* _Directions for this task_
Reproduce the records below in their entirety, exactly as shown.

* _Dataset_
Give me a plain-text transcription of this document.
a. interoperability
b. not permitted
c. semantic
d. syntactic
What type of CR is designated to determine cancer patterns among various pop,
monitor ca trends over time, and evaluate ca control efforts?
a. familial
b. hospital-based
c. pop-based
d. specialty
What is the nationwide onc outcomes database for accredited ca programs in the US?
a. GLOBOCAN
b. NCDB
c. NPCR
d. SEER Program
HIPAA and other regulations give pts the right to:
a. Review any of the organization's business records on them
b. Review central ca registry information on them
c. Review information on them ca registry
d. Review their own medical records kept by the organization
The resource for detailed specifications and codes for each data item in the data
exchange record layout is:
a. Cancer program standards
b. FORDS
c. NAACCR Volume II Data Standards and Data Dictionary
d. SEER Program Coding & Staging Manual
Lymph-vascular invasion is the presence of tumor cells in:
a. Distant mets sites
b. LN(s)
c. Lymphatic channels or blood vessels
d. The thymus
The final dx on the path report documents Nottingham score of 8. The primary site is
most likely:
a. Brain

* _Response to this exercise_
Give me a plain-text transcription of this document.
a. interoperability
b. not permitted
c. semantic
d. syntactic
What type of CR is designated to determine cancer patterns among various pop,
monitor ca trends over time, and evaluate ca control efforts?
a. familial
b. hospital-based
c. pop-based
d. specialty
What is the nationwide onc outcomes database for accredited ca programs in the US?
a. GLOBOCAN
b. NCDB
c. NPCR
d. SEER Program
HIPAA and other regulations give pts the right to:
a. Review any of the organization's business records on them
b. Review central ca registry information on them
c. Review information on them ca registry
d. Review their own medical records kept by the organization
The resource for detailed specifications and codes for each data item in the data
exchange record layout is:
a. Cancer program standards
b. FORDS
c. NAACCR Volume II Data Standards and Data Dictionary
d. SEER Program Coding & Staging Manual
Lymph-vascular invasion is the presence of tumor cells in:
a. Distant mets sites
b. LN(s)
c. Lymphatic channels or blood vessels
d. The thymus
The final dx on the path report documents Nottingham score of 8. The primary site is
most likely:
a. Brain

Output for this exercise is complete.